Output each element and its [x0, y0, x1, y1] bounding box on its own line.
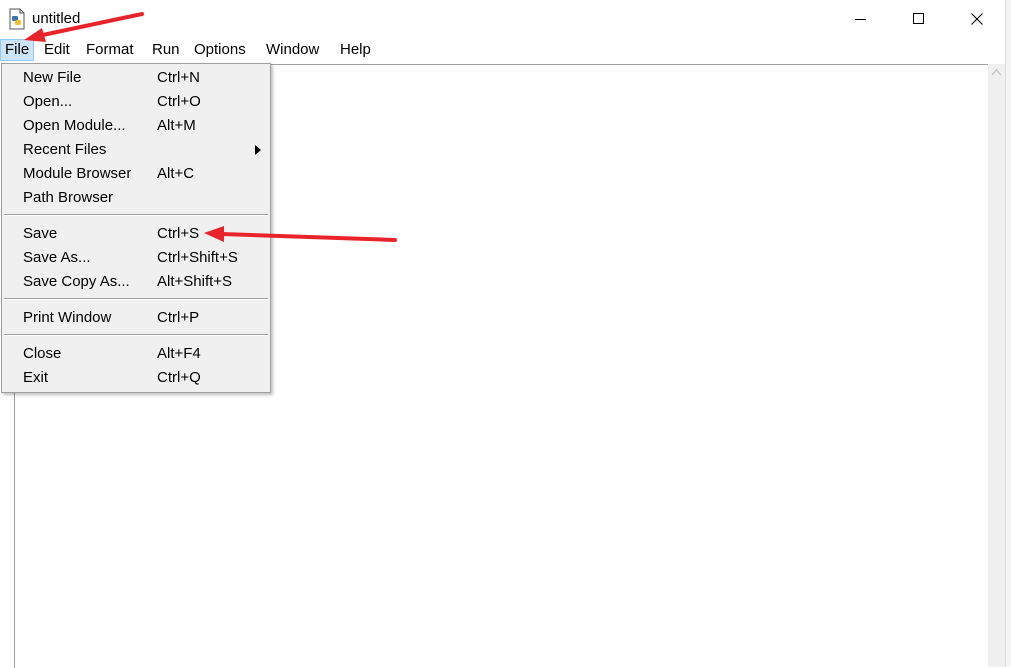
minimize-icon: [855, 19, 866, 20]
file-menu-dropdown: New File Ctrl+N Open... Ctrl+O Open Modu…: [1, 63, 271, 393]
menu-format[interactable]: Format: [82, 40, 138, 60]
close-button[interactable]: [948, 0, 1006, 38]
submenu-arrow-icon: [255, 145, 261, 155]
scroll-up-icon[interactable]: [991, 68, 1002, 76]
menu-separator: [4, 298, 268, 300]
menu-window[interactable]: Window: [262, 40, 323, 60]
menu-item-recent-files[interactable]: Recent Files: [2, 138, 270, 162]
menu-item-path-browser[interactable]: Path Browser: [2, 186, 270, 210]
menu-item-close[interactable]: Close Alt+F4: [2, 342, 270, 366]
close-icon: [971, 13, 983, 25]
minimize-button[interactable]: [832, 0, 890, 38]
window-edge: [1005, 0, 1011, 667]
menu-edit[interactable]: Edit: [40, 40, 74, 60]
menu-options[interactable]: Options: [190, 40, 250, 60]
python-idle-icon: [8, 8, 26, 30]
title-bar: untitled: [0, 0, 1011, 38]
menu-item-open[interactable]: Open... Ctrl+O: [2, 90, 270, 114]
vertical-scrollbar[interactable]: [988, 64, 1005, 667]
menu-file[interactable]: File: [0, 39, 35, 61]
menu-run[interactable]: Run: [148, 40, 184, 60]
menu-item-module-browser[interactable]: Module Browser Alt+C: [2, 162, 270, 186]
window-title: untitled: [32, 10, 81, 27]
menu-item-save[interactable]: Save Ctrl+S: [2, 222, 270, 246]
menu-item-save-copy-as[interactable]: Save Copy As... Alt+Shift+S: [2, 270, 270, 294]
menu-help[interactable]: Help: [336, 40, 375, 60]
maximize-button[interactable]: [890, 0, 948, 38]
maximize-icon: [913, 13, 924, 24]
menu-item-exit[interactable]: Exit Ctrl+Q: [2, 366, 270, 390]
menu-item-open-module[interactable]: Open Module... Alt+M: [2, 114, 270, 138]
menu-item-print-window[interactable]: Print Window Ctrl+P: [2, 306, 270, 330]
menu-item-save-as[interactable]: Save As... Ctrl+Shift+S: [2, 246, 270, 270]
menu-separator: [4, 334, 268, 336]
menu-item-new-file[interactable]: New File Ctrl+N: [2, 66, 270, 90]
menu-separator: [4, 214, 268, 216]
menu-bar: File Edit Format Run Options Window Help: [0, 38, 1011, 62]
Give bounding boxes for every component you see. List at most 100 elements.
----------
| Exercise aim |
Recast every line of the entries above as a Markdown table with two columns, "Row" and "Line text." Number the rows in order, skip blank lines, and leave out the pictures.

| Solved problem |
| Row | Line text |
|---|---|
| 1 | Output each element and its [x0, y0, x1, y1] bounding box on its own line. |
| 2 | minimize-icon: [855, 19, 866, 20] |
| 3 | file-menu-dropdown: New File Ctrl+N Open... Ctrl+O Open Modu…: [1, 63, 271, 393] |
| 4 | menu-format[interactable]: Format: [82, 40, 138, 60] |
| 5 | close-button[interactable]: [948, 0, 1006, 38] |
| 6 | submenu-arrow-icon: [255, 145, 261, 155] |
| 7 | scroll-up-icon[interactable]: [991, 68, 1002, 76] |
| 8 | menu-separator: [4, 298, 268, 300] |
| 9 | menu-window[interactable]: Window: [262, 40, 323, 60] |
| 10 | menu-item-recent-files[interactable]: Recent Files: [2, 138, 270, 162] |
| 11 | menu-item-path-browser[interactable]: Path Browser: [2, 186, 270, 210] |
| 12 | menu-item-close[interactable]: Close Alt+F4: [2, 342, 270, 366] |
| 13 | close-icon: [971, 13, 983, 25] |
| 14 | minimize-button[interactable]: [832, 0, 890, 38] |
| 15 | window-edge: [1005, 0, 1011, 667] |
| 16 | menu-edit[interactable]: Edit: [40, 40, 74, 60] |
| 17 | menu-options[interactable]: Options: [190, 40, 250, 60] |
| 18 | python-idle-icon: [8, 8, 26, 30] |
| 19 | title-bar: untitled: [0, 0, 1011, 38] |
| 20 | menu-item-open[interactable]: Open... Ctrl+O: [2, 90, 270, 114] |
| 21 | vertical-scrollbar[interactable]: [988, 64, 1005, 667] |
| 22 | menu-file[interactable]: File: [0, 39, 35, 61] |
| 23 | menu-run[interactable]: Run: [148, 40, 184, 60] |
| 24 | menu-item-module-browser[interactable]: Module Browser Alt+C: [2, 162, 270, 186] |
| 25 | window-title: untitled: [32, 10, 81, 27] |
| 26 | menu-item-save[interactable]: Save Ctrl+S: [2, 222, 270, 246] |
| 27 | menu-item-save-copy-as[interactable]: Save Copy As... Alt+Shift+S: [2, 270, 270, 294] |
| 28 | menu-help[interactable]: Help: [336, 40, 375, 60] |
| 29 | maximize-button[interactable]: [890, 0, 948, 38] |
| 30 | maximize-icon: [913, 13, 924, 24] |
| 31 | menu-item-exit[interactable]: Exit Ctrl+Q: [2, 366, 270, 390] |
| 32 | menu-item-open-module[interactable]: Open Module... Alt+M: [2, 114, 270, 138] |
| 33 | menu-item-print-window[interactable]: Print Window Ctrl+P: [2, 306, 270, 330] |
| 34 | menu-item-save-as[interactable]: Save As... Ctrl+Shift+S: [2, 246, 270, 270] |
| 35 | menu-separator: [4, 334, 268, 336] |
| 36 | menu-item-new-file[interactable]: New File Ctrl+N: [2, 66, 270, 90] |
| 37 | menu-separator: [4, 214, 268, 216] |
| 38 | menu-bar: File Edit Format Run Options Window Help: [0, 38, 1011, 62] |
| 39 | Give bounding boxes for every component you see. List at most 100 elements. |